++++ SUPPLIED MATERIAL ++++
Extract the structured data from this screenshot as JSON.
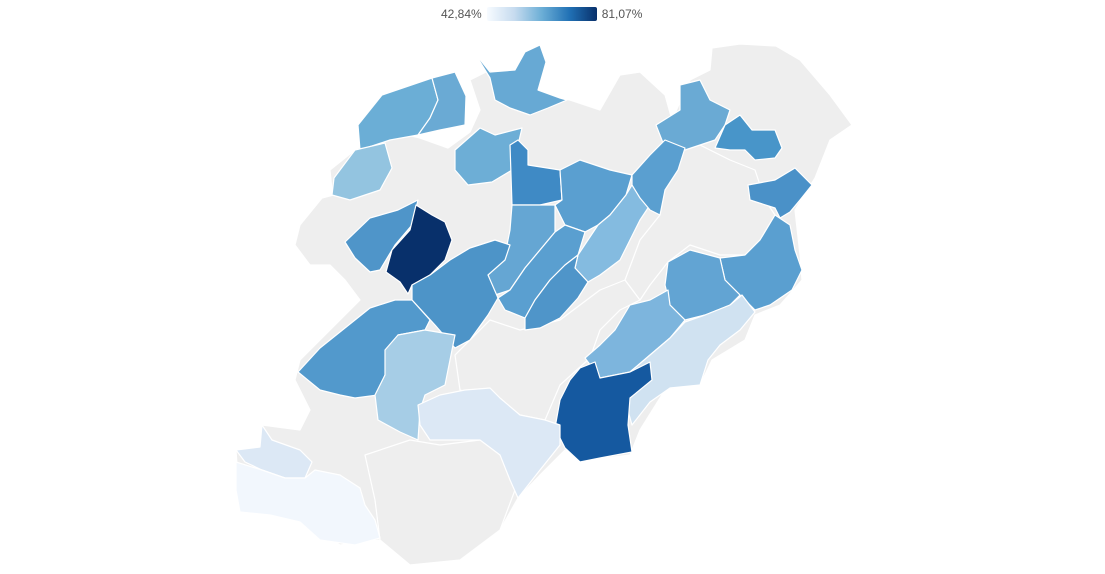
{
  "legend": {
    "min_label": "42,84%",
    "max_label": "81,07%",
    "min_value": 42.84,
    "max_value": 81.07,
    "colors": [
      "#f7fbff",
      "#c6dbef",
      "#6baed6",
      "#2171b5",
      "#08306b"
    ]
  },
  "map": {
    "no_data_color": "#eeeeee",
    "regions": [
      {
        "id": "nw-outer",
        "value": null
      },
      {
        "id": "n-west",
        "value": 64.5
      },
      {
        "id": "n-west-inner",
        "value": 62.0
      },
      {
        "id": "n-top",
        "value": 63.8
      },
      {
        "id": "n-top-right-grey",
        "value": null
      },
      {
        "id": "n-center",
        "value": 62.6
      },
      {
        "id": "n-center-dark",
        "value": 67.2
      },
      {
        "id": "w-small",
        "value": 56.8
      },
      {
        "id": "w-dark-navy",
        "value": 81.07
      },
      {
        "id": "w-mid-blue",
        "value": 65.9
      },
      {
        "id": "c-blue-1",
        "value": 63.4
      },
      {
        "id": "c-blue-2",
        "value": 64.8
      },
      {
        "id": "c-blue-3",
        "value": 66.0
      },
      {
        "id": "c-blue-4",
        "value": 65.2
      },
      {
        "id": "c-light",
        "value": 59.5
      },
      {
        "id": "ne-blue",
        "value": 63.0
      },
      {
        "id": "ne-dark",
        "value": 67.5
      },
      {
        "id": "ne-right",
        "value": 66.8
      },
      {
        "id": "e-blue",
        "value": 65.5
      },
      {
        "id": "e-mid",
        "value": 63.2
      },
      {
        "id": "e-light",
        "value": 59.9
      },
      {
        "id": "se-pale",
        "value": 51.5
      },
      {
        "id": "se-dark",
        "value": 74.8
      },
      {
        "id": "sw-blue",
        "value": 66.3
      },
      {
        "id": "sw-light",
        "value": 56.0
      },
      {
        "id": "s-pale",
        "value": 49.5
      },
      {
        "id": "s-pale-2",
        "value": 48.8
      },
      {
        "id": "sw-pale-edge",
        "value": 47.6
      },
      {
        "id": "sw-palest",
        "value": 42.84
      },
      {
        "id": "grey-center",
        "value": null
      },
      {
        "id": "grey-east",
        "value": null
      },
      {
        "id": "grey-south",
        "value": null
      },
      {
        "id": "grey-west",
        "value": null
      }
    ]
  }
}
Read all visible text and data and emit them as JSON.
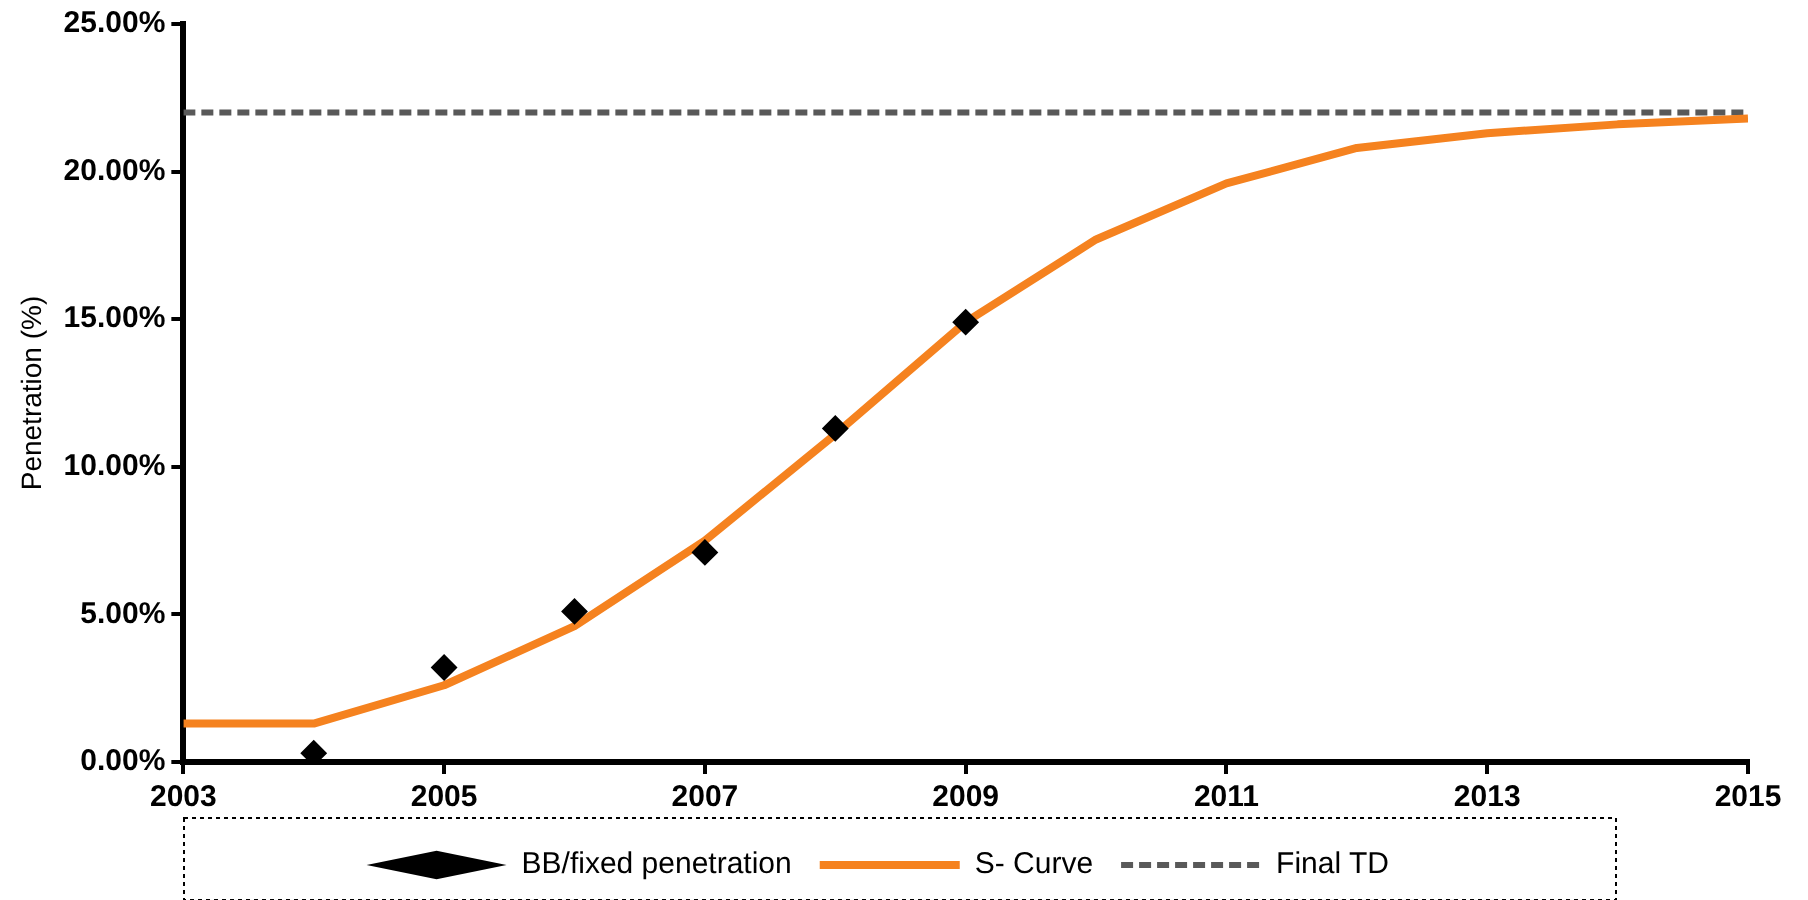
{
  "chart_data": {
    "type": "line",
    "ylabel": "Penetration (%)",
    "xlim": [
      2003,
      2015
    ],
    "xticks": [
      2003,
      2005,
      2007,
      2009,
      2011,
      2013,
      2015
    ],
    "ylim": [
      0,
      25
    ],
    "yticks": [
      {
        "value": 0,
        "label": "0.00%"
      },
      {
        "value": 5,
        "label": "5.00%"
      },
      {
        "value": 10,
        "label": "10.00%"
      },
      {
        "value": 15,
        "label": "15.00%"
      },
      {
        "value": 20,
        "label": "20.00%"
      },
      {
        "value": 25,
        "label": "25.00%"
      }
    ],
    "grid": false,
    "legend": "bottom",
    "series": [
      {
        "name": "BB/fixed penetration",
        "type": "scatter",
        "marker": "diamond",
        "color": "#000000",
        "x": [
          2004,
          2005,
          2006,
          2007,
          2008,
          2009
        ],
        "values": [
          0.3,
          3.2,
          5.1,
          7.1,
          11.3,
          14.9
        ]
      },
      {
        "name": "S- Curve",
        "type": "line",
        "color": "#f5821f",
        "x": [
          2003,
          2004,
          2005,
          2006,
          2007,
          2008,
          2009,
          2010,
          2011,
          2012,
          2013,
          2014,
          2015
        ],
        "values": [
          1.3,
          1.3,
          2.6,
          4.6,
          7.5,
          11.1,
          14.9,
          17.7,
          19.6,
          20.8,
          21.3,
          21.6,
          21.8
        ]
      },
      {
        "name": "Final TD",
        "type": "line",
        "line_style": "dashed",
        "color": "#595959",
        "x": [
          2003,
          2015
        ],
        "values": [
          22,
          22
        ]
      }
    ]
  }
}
++++
EXERCISE DESCRIPTION –
Copy out the whole listing exactly, and don't carry over any pictures.

TASK RESULT –
Extract the structured data from this screenshot as JSON.
{
  "legend": {
    "min_label": "42,84%",
    "max_label": "81,07%",
    "min_value": 42.84,
    "max_value": 81.07,
    "colors": [
      "#f7fbff",
      "#c6dbef",
      "#6baed6",
      "#2171b5",
      "#08306b"
    ]
  },
  "map": {
    "no_data_color": "#eeeeee",
    "regions": [
      {
        "id": "nw-outer",
        "value": null
      },
      {
        "id": "n-west",
        "value": 64.5
      },
      {
        "id": "n-west-inner",
        "value": 62.0
      },
      {
        "id": "n-top",
        "value": 63.8
      },
      {
        "id": "n-top-right-grey",
        "value": null
      },
      {
        "id": "n-center",
        "value": 62.6
      },
      {
        "id": "n-center-dark",
        "value": 67.2
      },
      {
        "id": "w-small",
        "value": 56.8
      },
      {
        "id": "w-dark-navy",
        "value": 81.07
      },
      {
        "id": "w-mid-blue",
        "value": 65.9
      },
      {
        "id": "c-blue-1",
        "value": 63.4
      },
      {
        "id": "c-blue-2",
        "value": 64.8
      },
      {
        "id": "c-blue-3",
        "value": 66.0
      },
      {
        "id": "c-blue-4",
        "value": 65.2
      },
      {
        "id": "c-light",
        "value": 59.5
      },
      {
        "id": "ne-blue",
        "value": 63.0
      },
      {
        "id": "ne-dark",
        "value": 67.5
      },
      {
        "id": "ne-right",
        "value": 66.8
      },
      {
        "id": "e-blue",
        "value": 65.5
      },
      {
        "id": "e-mid",
        "value": 63.2
      },
      {
        "id": "e-light",
        "value": 59.9
      },
      {
        "id": "se-pale",
        "value": 51.5
      },
      {
        "id": "se-dark",
        "value": 74.8
      },
      {
        "id": "sw-blue",
        "value": 66.3
      },
      {
        "id": "sw-light",
        "value": 56.0
      },
      {
        "id": "s-pale",
        "value": 49.5
      },
      {
        "id": "s-pale-2",
        "value": 48.8
      },
      {
        "id": "sw-pale-edge",
        "value": 47.6
      },
      {
        "id": "sw-palest",
        "value": 42.84
      },
      {
        "id": "grey-center",
        "value": null
      },
      {
        "id": "grey-east",
        "value": null
      },
      {
        "id": "grey-south",
        "value": null
      },
      {
        "id": "grey-west",
        "value": null
      }
    ]
  }
}
Read all visible text and data and emit them as JSON.
{
  "chart_data": {
    "type": "line",
    "ylabel": "Penetration (%)",
    "xlim": [
      2003,
      2015
    ],
    "xticks": [
      2003,
      2005,
      2007,
      2009,
      2011,
      2013,
      2015
    ],
    "ylim": [
      0,
      25
    ],
    "yticks": [
      {
        "value": 0,
        "label": "0.00%"
      },
      {
        "value": 5,
        "label": "5.00%"
      },
      {
        "value": 10,
        "label": "10.00%"
      },
      {
        "value": 15,
        "label": "15.00%"
      },
      {
        "value": 20,
        "label": "20.00%"
      },
      {
        "value": 25,
        "label": "25.00%"
      }
    ],
    "grid": false,
    "legend": "bottom",
    "series": [
      {
        "name": "BB/fixed penetration",
        "type": "scatter",
        "marker": "diamond",
        "color": "#000000",
        "x": [
          2004,
          2005,
          2006,
          2007,
          2008,
          2009
        ],
        "values": [
          0.3,
          3.2,
          5.1,
          7.1,
          11.3,
          14.9
        ]
      },
      {
        "name": "S- Curve",
        "type": "line",
        "color": "#f5821f",
        "x": [
          2003,
          2004,
          2005,
          2006,
          2007,
          2008,
          2009,
          2010,
          2011,
          2012,
          2013,
          2014,
          2015
        ],
        "values": [
          1.3,
          1.3,
          2.6,
          4.6,
          7.5,
          11.1,
          14.9,
          17.7,
          19.6,
          20.8,
          21.3,
          21.6,
          21.8
        ]
      },
      {
        "name": "Final TD",
        "type": "line",
        "line_style": "dashed",
        "color": "#595959",
        "x": [
          2003,
          2015
        ],
        "values": [
          22,
          22
        ]
      }
    ]
  }
}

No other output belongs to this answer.